** Reading text **
##########

Fig. 5: USP28 deubiquitinates DYRK2.

A HEK-293T cells were transfected with a gradient of Flag-USP28 WT or inactive mutant (Flag-USP28^C171A) and DYRK2 protein levels were analyzed by WB. B HEK-293T cells were transfected with the indicated plasmids and treated or not with the USP28 inhibitor AZ1 (10 μM) for 24 h. C HEK-29T cells were transfected or not with HA-USP28 and treated or not with Cycloheximide (CHX) (20 μg/mL) during the indicated times. Data represent mean ± SD of endogenous DYRK2 levels normalized with Actin, from 3 independent experiments (***P < 0.001). D DYRK2 activity was assessed with endogenous HSF1 phosphorylation (pS320) in HEK-293T cells in the presence/absence of HA-USP28. The bar plot represents mean ± SD of p-HSF1 band intensity normalized by HSF1 total band intensity from three independent experiments (***P < 0.001). E HEK-293T cells were transfected with the indicated plasmids and treated with MG-132 (10 μM) for 12 h. The ubiquitination profile of immunoprecipitated Myc-DYRK2 kinase mutant (KM) was determined by WB. The ubiquitination levels were quantified and presented as a percentage relative to the basal level in the absence of USP28 and normalized to the amount of immunoprecipitated DYRK2 (shown below the upper panel). In A and B c-Jun was used as a control of USP28 activity. Note: all experiments were performed at least 3 times, and a representative blot is shown.

##########

** Data shown **

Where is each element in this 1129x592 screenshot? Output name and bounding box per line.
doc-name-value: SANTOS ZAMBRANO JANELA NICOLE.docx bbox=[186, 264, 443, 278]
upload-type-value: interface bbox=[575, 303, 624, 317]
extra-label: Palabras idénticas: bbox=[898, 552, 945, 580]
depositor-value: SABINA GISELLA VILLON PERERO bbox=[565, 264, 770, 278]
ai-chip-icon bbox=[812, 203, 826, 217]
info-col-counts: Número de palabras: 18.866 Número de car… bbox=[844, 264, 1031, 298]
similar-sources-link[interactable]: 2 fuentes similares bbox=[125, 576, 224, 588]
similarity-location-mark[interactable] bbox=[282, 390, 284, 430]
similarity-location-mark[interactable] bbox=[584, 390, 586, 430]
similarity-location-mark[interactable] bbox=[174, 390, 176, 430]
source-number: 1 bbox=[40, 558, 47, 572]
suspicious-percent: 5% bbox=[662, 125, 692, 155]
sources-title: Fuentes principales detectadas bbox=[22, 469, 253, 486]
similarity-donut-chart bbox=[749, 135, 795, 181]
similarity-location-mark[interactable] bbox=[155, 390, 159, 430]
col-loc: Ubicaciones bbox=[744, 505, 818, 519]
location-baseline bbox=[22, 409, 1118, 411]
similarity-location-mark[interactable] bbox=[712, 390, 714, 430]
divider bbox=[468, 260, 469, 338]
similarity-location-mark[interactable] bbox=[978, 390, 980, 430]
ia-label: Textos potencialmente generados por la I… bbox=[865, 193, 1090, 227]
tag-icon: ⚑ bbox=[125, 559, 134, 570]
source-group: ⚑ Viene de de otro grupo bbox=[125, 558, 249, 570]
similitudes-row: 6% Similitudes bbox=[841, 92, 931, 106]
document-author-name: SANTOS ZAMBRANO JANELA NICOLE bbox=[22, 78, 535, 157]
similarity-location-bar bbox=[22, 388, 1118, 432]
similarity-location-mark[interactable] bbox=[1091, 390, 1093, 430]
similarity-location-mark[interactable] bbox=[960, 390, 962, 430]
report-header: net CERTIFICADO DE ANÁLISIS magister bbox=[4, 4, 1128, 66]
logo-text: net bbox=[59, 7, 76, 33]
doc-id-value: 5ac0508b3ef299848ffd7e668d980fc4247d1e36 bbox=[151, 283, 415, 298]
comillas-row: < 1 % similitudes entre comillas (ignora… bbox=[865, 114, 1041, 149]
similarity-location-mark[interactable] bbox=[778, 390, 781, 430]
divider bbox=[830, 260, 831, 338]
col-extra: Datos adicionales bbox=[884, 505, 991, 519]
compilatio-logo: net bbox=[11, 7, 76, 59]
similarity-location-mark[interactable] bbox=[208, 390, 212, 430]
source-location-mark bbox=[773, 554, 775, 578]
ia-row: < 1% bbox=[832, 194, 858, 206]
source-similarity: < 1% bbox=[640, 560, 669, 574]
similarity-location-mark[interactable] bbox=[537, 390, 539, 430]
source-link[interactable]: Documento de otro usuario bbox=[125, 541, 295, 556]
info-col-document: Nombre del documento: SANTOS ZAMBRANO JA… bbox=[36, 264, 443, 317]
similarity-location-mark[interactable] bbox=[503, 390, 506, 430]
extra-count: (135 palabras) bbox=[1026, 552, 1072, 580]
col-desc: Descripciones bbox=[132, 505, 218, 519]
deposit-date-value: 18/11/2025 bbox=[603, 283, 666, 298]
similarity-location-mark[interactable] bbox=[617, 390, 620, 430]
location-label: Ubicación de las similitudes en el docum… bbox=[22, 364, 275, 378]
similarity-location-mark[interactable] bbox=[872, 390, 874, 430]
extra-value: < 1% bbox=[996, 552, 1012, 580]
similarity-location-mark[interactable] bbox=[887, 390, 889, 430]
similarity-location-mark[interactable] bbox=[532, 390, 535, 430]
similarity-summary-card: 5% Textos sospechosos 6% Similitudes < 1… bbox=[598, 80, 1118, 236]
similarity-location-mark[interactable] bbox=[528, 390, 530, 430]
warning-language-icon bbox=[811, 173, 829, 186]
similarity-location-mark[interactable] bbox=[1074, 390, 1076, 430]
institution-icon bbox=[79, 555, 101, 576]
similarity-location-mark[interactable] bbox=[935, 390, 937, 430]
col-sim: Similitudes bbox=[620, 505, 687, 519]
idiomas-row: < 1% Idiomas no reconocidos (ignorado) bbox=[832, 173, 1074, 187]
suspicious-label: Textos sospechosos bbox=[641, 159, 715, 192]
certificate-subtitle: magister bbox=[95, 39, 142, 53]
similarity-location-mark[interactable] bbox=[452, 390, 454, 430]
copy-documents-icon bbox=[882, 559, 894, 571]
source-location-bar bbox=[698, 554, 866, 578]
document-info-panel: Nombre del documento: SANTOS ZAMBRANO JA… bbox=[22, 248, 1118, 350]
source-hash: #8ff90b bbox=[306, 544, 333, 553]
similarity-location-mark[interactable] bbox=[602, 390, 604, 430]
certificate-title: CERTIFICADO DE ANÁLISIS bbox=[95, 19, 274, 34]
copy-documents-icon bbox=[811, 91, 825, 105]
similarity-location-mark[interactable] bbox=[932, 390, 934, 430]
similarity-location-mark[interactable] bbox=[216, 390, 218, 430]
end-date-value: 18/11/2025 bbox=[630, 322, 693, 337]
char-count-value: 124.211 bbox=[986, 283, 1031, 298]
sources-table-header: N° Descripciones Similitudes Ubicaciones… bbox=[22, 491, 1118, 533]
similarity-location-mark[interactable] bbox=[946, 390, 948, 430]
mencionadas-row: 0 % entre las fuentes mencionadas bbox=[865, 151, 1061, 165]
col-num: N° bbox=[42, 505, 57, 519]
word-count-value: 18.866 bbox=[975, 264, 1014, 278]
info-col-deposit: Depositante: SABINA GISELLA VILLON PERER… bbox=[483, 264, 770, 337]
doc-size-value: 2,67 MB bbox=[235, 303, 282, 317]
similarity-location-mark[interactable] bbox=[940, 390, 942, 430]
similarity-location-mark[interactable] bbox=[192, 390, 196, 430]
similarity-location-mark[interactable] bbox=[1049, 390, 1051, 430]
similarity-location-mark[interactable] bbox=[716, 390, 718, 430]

##########

** What you have to do **
Answer from the figure legend:
(a) What concentration of the USP28 inhibitor AZ1 was used in panel B, and for how long?
(b) For how long were cells treated with MG-132 in panel E?
(c) What served as a control of USP28 activity in panels A and B?
The entries come from a different source than the figure legend.

** Written solution **
(a) 10 μM for 24 h.
(b) 12 h.
(c) c-Jun.